• _Problem_:
Count lines, not occurrences: report how many lines in the records hold the string "tistory", and nothing else.

• _Provided records_:
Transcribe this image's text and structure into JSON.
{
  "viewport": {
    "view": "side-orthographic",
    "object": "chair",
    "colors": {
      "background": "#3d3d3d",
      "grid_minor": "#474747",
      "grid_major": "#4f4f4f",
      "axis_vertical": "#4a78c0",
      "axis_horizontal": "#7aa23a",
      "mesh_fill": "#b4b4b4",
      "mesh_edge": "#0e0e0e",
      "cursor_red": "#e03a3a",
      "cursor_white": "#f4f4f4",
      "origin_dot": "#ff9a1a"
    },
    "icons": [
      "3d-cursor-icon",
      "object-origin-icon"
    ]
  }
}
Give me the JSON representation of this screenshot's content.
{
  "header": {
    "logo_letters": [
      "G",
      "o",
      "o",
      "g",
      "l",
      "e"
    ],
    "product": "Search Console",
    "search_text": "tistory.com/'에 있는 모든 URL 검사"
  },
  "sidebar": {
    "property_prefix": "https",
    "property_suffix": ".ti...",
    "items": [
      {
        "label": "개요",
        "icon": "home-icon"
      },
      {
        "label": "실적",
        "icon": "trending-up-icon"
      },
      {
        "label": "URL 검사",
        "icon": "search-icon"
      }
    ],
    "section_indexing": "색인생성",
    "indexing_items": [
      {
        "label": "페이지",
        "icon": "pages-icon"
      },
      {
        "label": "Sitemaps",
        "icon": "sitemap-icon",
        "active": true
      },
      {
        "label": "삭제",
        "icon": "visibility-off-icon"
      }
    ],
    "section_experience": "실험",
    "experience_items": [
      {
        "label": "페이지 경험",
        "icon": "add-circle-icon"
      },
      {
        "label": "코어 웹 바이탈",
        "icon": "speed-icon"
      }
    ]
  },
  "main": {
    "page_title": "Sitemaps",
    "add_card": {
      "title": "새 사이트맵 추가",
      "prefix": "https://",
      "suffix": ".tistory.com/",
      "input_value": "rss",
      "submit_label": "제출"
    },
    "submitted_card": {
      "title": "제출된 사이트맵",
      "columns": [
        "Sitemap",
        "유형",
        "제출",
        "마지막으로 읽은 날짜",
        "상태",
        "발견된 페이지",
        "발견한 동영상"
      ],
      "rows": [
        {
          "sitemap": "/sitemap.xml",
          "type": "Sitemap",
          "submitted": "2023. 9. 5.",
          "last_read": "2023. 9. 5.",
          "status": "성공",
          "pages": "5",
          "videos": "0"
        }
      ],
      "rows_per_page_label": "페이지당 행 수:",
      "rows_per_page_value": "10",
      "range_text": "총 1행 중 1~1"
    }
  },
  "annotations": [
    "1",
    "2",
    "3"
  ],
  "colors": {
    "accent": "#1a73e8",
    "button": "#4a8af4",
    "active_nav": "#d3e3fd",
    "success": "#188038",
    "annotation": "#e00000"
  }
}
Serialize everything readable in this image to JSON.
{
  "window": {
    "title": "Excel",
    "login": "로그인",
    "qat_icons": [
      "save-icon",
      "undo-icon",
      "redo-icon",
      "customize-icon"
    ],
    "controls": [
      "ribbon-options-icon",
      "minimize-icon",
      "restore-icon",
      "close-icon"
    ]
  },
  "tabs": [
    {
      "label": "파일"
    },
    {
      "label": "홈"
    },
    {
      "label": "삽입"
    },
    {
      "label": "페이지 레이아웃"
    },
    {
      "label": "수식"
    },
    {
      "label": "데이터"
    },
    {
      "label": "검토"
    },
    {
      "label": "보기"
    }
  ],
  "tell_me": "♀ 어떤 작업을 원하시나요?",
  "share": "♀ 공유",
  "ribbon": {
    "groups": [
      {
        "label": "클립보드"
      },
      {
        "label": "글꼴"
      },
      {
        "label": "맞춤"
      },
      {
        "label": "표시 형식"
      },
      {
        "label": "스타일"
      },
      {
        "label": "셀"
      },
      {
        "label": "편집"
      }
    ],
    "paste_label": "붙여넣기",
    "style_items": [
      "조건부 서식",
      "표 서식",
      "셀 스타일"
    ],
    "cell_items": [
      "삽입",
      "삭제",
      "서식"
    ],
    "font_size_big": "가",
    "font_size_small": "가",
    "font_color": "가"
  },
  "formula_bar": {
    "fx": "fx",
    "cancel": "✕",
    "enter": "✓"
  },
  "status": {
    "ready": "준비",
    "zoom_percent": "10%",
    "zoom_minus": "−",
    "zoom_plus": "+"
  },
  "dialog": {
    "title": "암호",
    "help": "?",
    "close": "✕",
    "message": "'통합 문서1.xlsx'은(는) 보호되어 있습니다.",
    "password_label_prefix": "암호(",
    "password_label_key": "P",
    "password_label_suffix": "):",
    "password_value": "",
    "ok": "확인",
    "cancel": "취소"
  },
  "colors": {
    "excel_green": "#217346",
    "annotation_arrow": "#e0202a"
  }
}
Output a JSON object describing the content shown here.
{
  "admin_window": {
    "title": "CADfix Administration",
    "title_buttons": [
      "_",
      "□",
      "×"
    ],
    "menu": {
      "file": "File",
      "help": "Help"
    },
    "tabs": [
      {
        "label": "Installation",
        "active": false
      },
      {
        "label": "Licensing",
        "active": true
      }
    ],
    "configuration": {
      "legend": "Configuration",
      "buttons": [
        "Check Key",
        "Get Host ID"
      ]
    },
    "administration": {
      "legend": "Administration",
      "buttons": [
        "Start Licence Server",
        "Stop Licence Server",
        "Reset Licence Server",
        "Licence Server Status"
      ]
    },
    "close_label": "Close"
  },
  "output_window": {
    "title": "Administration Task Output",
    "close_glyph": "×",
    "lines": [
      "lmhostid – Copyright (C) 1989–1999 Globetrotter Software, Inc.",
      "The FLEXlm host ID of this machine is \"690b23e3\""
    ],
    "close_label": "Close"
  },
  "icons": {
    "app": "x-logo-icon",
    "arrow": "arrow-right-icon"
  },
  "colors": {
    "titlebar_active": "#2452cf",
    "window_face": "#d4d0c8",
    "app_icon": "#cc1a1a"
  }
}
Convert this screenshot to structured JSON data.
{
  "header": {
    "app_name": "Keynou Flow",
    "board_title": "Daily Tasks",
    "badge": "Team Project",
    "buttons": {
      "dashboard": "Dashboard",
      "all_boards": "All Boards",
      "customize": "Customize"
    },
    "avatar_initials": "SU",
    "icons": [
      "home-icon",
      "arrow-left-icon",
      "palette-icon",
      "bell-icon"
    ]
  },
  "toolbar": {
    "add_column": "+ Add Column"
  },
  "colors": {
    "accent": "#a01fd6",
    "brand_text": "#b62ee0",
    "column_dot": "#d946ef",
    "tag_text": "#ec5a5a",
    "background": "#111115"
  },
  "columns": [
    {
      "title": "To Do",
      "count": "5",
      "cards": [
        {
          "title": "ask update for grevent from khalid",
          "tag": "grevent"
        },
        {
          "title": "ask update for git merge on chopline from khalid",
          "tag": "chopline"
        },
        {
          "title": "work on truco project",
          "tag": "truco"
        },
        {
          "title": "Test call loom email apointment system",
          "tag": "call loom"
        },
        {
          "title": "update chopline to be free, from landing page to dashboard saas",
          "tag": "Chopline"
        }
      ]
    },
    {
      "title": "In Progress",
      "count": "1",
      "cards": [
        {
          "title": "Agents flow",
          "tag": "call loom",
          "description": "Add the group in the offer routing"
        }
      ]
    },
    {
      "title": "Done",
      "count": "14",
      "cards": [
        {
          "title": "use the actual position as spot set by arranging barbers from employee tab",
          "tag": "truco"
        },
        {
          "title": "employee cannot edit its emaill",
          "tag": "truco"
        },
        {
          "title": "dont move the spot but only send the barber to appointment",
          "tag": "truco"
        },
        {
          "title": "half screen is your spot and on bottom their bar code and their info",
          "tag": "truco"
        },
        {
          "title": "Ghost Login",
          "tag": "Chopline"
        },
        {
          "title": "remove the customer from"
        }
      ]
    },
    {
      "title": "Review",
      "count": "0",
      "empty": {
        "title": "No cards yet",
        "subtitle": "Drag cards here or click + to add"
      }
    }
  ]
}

• _Expected answer_:
2